(REQUEST) Repeat what the lines below say, word for word, and skip every image.

(Saved entries)
★ ★ ★
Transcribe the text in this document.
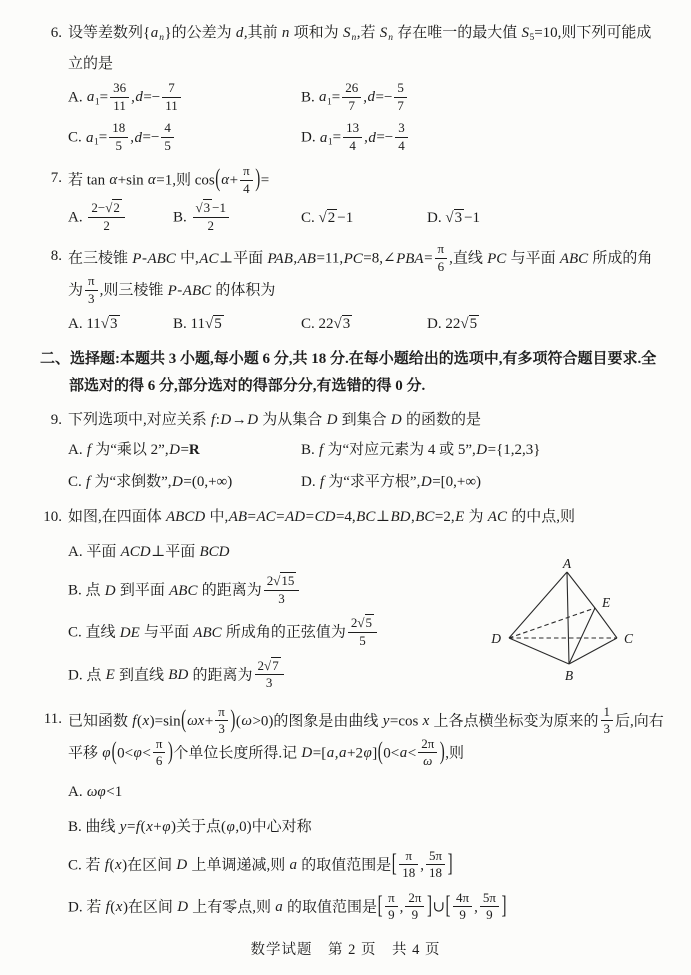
6. 设等差数列$\{a_n\}$的公差为 d,其前 n 项和为 $S_n$,若 $S_n$ 存在唯一的最大值 $S_5=10$,则下列可能成立的是
A. $a_1= \frac{36}{11} ,d=- \frac{7}{11}$	B. $a_1= \frac{26}{7} ,d=- \frac{5}{7}$
C. $a_1= \frac{18}{5} ,d=- \frac{4}{5}$	D. $a_1= \frac{13}{4} ,d=- \frac{3}{4}$
7. 若 tan α+sin α=1,则 $\cos(\alpha+ \frac{\pi}{4}$ )=
A. $\frac{2-√2}{2}$	B. $\frac{√3 -1}{2}$	C. √2 −1	D. √3 −1
8. 在三棱锥 P-ABC 中,AC⊥平面 PAB,AB=11,PC=8,∠PBA= $\frac{\pi}{6}$ ,直线 PC 与平面 ABC 所成的角为 $\frac{\pi}{3}$ ,则三棱锥 P-ABC 的体积为
A. 11√3	B. 11√5	C. 22√3	D. 22√5
二、选择题:本题共 3 小题,每小题 6 分,共 18 分.在每小题给出的选项中,有多项符合题目要求.全部选对的得 6 分,部分选对的得部分分,有选错的得 0 分.
9. 下列选项中,对应关系 f:D→D 为从集合 D 到集合 D 的函数的是
A. f 为“乘以 2”,D=R	B. f 为“对应元素为 4 或 5”,D={1,2,3}
C. f 为“求倒数”,D=(0,+∞)	D. f 为“求平方根”,D=[0,+∞)
10. 如图,在四面体 ABCD 中,AB=AC=AD=CD=4,BC⊥BD,BC=2,E 为 AC 的中点,则
A. 平面 ACD⊥平面 BCD
B. 点 D 到平面 ABC 的距离为 $\frac{2√15}{3}$
C. 直线 DE 与平面 ABC 所成角的正弦值为 $\frac{2√5}{5}$
D. 点 E 到直线 BD 的距离为 $\frac{2√7}{3}$
A
E
D	C
B
11. 已知函数 $f(x)=\sin(\omega x+ \frac{\pi}{3} )(\omega>0)$的图象是由曲线 y=cos x 上各点横坐标变为原来的 $\frac{1}{3}$ 后,向右平移 $\varphi(0<\varphi< \frac{\pi}{6}$ )个单位长度所得.记 $D=[a,a+2\varphi](0<a< \frac{2\pi}{\omega}$ ),则
A. ωφ<1
B. 曲线 y=f(x+φ)关于点(φ,0)中心对称
C. 若 f(x)在区间 D 上单调递减,则 a 的取值范围是[ $\frac{\pi}{18}$ , $\frac{5\pi}{18}$ ]
D. 若 f(x)在区间 D 上有零点,则 a 的取值范围是[ $\frac{\pi}{9}$ , $\frac{2\pi}{9}$ ]∪[ $\frac{4\pi}{9}$ , $\frac{5\pi}{9}$ ]
数学试题　第 2 页　共 4 页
★ ★ ★
(SOLVED EXERCISE)
Transcribe the text in this document.
6. 设等差数列$\{a_n\}$的公差为 d,其前 n 项和为 $S_n$,若 $S_n$ 存在唯一的最大值 $S_5=10$,则下列可能成立的是
A. $a_1= \frac{36}{11} ,d=- \frac{7}{11}$	B. $a_1= \frac{26}{7} ,d=- \frac{5}{7}$
C. $a_1= \frac{18}{5} ,d=- \frac{4}{5}$	D. $a_1= \frac{13}{4} ,d=- \frac{3}{4}$
7. 若 tan α+sin α=1,则 $\cos(\alpha+ \frac{\pi}{4}$ )=
A. $\frac{2-√2}{2}$	B. $\frac{√3 -1}{2}$	C. √2 −1	D. √3 −1
8. 在三棱锥 P-ABC 中,AC⊥平面 PAB,AB=11,PC=8,∠PBA= $\frac{\pi}{6}$ ,直线 PC 与平面 ABC 所成的角为 $\frac{\pi}{3}$ ,则三棱锥 P-ABC 的体积为
A. 11√3	B. 11√5	C. 22√3	D. 22√5
二、选择题:本题共 3 小题,每小题 6 分,共 18 分.在每小题给出的选项中,有多项符合题目要求.全部选对的得 6 分,部分选对的得部分分,有选错的得 0 分.
9. 下列选项中,对应关系 f:D→D 为从集合 D 到集合 D 的函数的是
A. f 为“乘以 2”,D=R	B. f 为“对应元素为 4 或 5”,D={1,2,3}
C. f 为“求倒数”,D=(0,+∞)	D. f 为“求平方根”,D=[0,+∞)
10. 如图,在四面体 ABCD 中,AB=AC=AD=CD=4,BC⊥BD,BC=2,E 为 AC 的中点,则
A. 平面 ACD⊥平面 BCD
B. 点 D 到平面 ABC 的距离为 $\frac{2√15}{3}$
C. 直线 DE 与平面 ABC 所成角的正弦值为 $\frac{2√5}{5}$
D. 点 E 到直线 BD 的距离为 $\frac{2√7}{3}$
A
E
D	C
B
11. 已知函数 $f(x)=\sin(\omega x+ \frac{\pi}{3} )(\omega>0)$的图象是由曲线 y=cos x 上各点横坐标变为原来的 $\frac{1}{3}$ 后,向右平移 $\varphi(0<\varphi< \frac{\pi}{6}$ )个单位长度所得.记 $D=[a,a+2\varphi](0<a< \frac{2\pi}{\omega}$ ),则
A. ωφ<1
B. 曲线 y=f(x+φ)关于点(φ,0)中心对称
C. 若 f(x)在区间 D 上单调递减,则 a 的取值范围是[ $\frac{\pi}{18}$ , $\frac{5\pi}{18}$ ]
D. 若 f(x)在区间 D 上有零点,则 a 的取值范围是[ $\frac{\pi}{9}$ , $\frac{2\pi}{9}$ ]∪[ $\frac{4\pi}{9}$ , $\frac{5\pi}{9}$ ]
数学试题　第 2 页　共 4 页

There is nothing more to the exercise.